Recorded data
***
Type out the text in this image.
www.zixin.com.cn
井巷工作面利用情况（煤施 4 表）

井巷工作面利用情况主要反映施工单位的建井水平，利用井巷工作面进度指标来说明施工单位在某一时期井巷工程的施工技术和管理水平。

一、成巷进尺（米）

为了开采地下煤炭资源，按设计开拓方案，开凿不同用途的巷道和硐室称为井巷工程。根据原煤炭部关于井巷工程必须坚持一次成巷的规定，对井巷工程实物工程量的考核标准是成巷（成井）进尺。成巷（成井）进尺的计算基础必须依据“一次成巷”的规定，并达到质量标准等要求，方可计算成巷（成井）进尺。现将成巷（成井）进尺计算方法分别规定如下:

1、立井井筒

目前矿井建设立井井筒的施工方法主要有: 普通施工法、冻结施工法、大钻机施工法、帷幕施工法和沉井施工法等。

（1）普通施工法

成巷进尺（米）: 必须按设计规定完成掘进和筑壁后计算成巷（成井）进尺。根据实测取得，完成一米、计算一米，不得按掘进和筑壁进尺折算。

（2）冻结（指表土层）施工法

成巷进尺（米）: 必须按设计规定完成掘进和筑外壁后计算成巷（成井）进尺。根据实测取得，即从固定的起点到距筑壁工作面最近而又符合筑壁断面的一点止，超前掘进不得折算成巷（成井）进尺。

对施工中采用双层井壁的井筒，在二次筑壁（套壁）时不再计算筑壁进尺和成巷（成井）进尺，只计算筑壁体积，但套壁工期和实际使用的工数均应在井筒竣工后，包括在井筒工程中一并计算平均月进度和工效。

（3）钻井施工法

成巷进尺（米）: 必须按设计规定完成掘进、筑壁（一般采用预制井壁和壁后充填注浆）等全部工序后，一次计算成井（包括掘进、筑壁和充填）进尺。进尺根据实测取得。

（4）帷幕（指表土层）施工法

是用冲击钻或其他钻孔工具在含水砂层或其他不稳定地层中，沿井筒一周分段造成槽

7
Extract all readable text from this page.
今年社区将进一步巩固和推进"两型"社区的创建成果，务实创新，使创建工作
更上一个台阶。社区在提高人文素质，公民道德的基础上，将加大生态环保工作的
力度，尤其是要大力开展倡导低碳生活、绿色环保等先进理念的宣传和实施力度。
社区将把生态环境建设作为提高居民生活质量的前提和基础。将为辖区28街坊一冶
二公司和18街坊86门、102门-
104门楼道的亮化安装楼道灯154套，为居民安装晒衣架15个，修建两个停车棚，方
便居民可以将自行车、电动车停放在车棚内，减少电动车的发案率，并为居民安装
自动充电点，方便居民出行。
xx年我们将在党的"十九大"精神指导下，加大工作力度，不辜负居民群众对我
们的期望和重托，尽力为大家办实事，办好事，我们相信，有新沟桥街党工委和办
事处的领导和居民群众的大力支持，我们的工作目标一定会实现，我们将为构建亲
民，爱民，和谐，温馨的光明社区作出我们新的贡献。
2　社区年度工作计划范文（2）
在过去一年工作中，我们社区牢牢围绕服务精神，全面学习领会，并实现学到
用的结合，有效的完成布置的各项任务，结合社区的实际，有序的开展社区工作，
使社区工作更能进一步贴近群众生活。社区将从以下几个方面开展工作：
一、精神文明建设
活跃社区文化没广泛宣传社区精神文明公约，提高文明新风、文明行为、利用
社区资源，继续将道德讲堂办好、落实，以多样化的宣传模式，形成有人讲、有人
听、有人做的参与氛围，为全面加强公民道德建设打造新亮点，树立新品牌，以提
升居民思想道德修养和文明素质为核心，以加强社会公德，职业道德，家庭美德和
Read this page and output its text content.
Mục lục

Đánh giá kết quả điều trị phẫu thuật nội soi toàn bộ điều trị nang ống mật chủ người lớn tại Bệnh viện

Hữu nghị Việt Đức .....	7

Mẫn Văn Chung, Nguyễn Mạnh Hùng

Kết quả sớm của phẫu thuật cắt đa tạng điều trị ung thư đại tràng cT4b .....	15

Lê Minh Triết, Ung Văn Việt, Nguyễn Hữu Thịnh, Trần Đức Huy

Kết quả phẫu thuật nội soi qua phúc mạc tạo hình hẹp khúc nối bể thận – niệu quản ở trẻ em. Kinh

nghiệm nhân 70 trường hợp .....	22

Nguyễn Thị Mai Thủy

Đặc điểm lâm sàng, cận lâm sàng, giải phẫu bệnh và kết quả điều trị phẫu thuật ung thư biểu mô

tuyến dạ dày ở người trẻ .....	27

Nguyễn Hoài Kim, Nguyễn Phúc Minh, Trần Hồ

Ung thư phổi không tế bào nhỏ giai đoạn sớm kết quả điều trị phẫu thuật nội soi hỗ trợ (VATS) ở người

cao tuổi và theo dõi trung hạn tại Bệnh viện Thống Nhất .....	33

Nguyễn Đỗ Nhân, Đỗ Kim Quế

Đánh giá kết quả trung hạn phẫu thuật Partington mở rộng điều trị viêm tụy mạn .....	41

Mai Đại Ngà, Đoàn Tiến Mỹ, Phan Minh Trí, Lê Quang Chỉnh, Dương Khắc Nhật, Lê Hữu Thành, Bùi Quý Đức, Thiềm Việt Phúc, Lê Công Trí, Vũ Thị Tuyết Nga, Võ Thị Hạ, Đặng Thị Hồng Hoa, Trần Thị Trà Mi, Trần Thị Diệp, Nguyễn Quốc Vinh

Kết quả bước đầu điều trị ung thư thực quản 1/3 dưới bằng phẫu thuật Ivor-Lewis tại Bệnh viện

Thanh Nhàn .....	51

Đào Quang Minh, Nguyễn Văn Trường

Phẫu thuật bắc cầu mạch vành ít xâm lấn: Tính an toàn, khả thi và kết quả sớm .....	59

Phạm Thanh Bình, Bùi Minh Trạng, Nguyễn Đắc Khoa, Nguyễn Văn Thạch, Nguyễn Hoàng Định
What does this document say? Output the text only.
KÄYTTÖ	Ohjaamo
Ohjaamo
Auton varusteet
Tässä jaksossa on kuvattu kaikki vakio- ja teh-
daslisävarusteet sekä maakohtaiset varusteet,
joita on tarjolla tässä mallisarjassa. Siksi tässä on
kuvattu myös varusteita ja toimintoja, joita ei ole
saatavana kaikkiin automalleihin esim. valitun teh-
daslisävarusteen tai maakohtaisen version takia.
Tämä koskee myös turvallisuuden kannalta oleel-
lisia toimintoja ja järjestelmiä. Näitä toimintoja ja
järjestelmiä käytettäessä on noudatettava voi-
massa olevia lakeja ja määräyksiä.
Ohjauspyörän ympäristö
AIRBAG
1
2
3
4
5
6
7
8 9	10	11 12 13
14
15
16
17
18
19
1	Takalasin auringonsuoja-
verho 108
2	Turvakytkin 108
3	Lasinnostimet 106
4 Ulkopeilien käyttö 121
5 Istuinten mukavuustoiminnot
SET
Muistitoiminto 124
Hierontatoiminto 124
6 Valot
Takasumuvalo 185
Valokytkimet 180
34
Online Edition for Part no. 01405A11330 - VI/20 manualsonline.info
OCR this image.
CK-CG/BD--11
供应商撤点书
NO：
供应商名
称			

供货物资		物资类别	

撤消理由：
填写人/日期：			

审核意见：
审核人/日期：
***
● YOUR TASK:
The records above must be repeated exactly, every one of them.

● EXERCISE ANSWER:
Type out the text in this image.
www.zixin.com.cn
井巷工作面利用情况（煤施 4 表）

井巷工作面利用情况主要反映施工单位的建井水平，利用井巷工作面进度指标来说明施工单位在某一时期井巷工程的施工技术和管理水平。

一、成巷进尺（米）

为了开采地下煤炭资源，按设计开拓方案，开凿不同用途的巷道和硐室称为井巷工程。根据原煤炭部关于井巷工程必须坚持一次成巷的规定，对井巷工程实物工程量的考核标准是成巷（成井）进尺。成巷（成井）进尺的计算基础必须依据“一次成巷”的规定，并达到质量标准等要求，方可计算成巷（成井）进尺。现将成巷（成井）进尺计算方法分别规定如下:

1、立井井筒

目前矿井建设立井井筒的施工方法主要有: 普通施工法、冻结施工法、大钻机施工法、帷幕施工法和沉井施工法等。

（1）普通施工法

成巷进尺（米）: 必须按设计规定完成掘进和筑壁后计算成巷（成井）进尺。根据实测取得，完成一米、计算一米，不得按掘进和筑壁进尺折算。

（2）冻结（指表土层）施工法

成巷进尺（米）: 必须按设计规定完成掘进和筑外壁后计算成巷（成井）进尺。根据实测取得，即从固定的起点到距筑壁工作面最近而又符合筑壁断面的一点止，超前掘进不得折算成巷（成井）进尺。

对施工中采用双层井壁的井筒，在二次筑壁（套壁）时不再计算筑壁进尺和成巷（成井）进尺，只计算筑壁体积，但套壁工期和实际使用的工数均应在井筒竣工后，包括在井筒工程中一并计算平均月进度和工效。

（3）钻井施工法

成巷进尺（米）: 必须按设计规定完成掘进、筑壁（一般采用预制井壁和壁后充填注浆）等全部工序后，一次计算成井（包括掘进、筑壁和充填）进尺。进尺根据实测取得。

（4）帷幕（指表土层）施工法

是用冲击钻或其他钻孔工具在含水砂层或其他不稳定地层中，沿井筒一周分段造成槽

7
Extract all readable text from this page.
今年社区将进一步巩固和推进"两型"社区的创建成果，务实创新，使创建工作
更上一个台阶。社区在提高人文素质，公民道德的基础上，将加大生态环保工作的
力度，尤其是要大力开展倡导低碳生活、绿色环保等先进理念的宣传和实施力度。
社区将把生态环境建设作为提高居民生活质量的前提和基础。将为辖区28街坊一冶
二公司和18街坊86门、102门-
104门楼道的亮化安装楼道灯154套，为居民安装晒衣架15个，修建两个停车棚，方
便居民可以将自行车、电动车停放在车棚内，减少电动车的发案率，并为居民安装
自动充电点，方便居民出行。
xx年我们将在党的"十九大"精神指导下，加大工作力度，不辜负居民群众对我
们的期望和重托，尽力为大家办实事，办好事，我们相信，有新沟桥街党工委和办
事处的领导和居民群众的大力支持，我们的工作目标一定会实现，我们将为构建亲
民，爱民，和谐，温馨的光明社区作出我们新的贡献。
2　社区年度工作计划范文（2）
在过去一年工作中，我们社区牢牢围绕服务精神，全面学习领会，并实现学到
用的结合，有效的完成布置的各项任务，结合社区的实际，有序的开展社区工作，
使社区工作更能进一步贴近群众生活。社区将从以下几个方面开展工作：
一、精神文明建设
活跃社区文化没广泛宣传社区精神文明公约，提高文明新风、文明行为、利用
社区资源，继续将道德讲堂办好、落实，以多样化的宣传模式，形成有人讲、有人
听、有人做的参与氛围，为全面加强公民道德建设打造新亮点，树立新品牌，以提
升居民思想道德修养和文明素质为核心，以加强社会公德，职业道德，家庭美德和
Read this page and output its text content.
Mục lục

Đánh giá kết quả điều trị phẫu thuật nội soi toàn bộ điều trị nang ống mật chủ người lớn tại Bệnh viện

Hữu nghị Việt Đức .....	7

Mẫn Văn Chung, Nguyễn Mạnh Hùng

Kết quả sớm của phẫu thuật cắt đa tạng điều trị ung thư đại tràng cT4b .....	15

Lê Minh Triết, Ung Văn Việt, Nguyễn Hữu Thịnh, Trần Đức Huy

Kết quả phẫu thuật nội soi qua phúc mạc tạo hình hẹp khúc nối bể thận – niệu quản ở trẻ em. Kinh

nghiệm nhân 70 trường hợp .....	22

Nguyễn Thị Mai Thủy

Đặc điểm lâm sàng, cận lâm sàng, giải phẫu bệnh và kết quả điều trị phẫu thuật ung thư biểu mô

tuyến dạ dày ở người trẻ .....	27

Nguyễn Hoài Kim, Nguyễn Phúc Minh, Trần Hồ

Ung thư phổi không tế bào nhỏ giai đoạn sớm kết quả điều trị phẫu thuật nội soi hỗ trợ (VATS) ở người

cao tuổi và theo dõi trung hạn tại Bệnh viện Thống Nhất .....	33

Nguyễn Đỗ Nhân, Đỗ Kim Quế

Đánh giá kết quả trung hạn phẫu thuật Partington mở rộng điều trị viêm tụy mạn .....	41

Mai Đại Ngà, Đoàn Tiến Mỹ, Phan Minh Trí, Lê Quang Chỉnh, Dương Khắc Nhật, Lê Hữu Thành, Bùi Quý Đức, Thiềm Việt Phúc, Lê Công Trí, Vũ Thị Tuyết Nga, Võ Thị Hạ, Đặng Thị Hồng Hoa, Trần Thị Trà Mi, Trần Thị Diệp, Nguyễn Quốc Vinh

Kết quả bước đầu điều trị ung thư thực quản 1/3 dưới bằng phẫu thuật Ivor-Lewis tại Bệnh viện

Thanh Nhàn .....	51

Đào Quang Minh, Nguyễn Văn Trường

Phẫu thuật bắc cầu mạch vành ít xâm lấn: Tính an toàn, khả thi và kết quả sớm .....	59

Phạm Thanh Bình, Bùi Minh Trạng, Nguyễn Đắc Khoa, Nguyễn Văn Thạch, Nguyễn Hoàng Định
What does this document say? Output the text only.
KÄYTTÖ	Ohjaamo
Ohjaamo
Auton varusteet
Tässä jaksossa on kuvattu kaikki vakio- ja teh-
daslisävarusteet sekä maakohtaiset varusteet,
joita on tarjolla tässä mallisarjassa. Siksi tässä on
kuvattu myös varusteita ja toimintoja, joita ei ole
saatavana kaikkiin automalleihin esim. valitun teh-
daslisävarusteen tai maakohtaisen version takia.
Tämä koskee myös turvallisuuden kannalta oleel-
lisia toimintoja ja järjestelmiä. Näitä toimintoja ja
järjestelmiä käytettäessä on noudatettava voi-
massa olevia lakeja ja määräyksiä.
Ohjauspyörän ympäristö
AIRBAG
1
2
3
4
5
6
7
8 9	10	11 12 13
14
15
16
17
18
19
1	Takalasin auringonsuoja-
verho 108
2	Turvakytkin 108
3	Lasinnostimet 106
4 Ulkopeilien käyttö 121
5 Istuinten mukavuustoiminnot
SET
Muistitoiminto 124
Hierontatoiminto 124
6 Valot
Takasumuvalo 185
Valokytkimet 180
34
Online Edition for Part no. 01405A11330 - VI/20 manualsonline.info
OCR this image.
CK-CG/BD--11
供应商撤点书
NO：
供应商名
称			

供货物资		物资类别	

撤消理由：
填写人/日期：			

审核意见：
审核人/日期：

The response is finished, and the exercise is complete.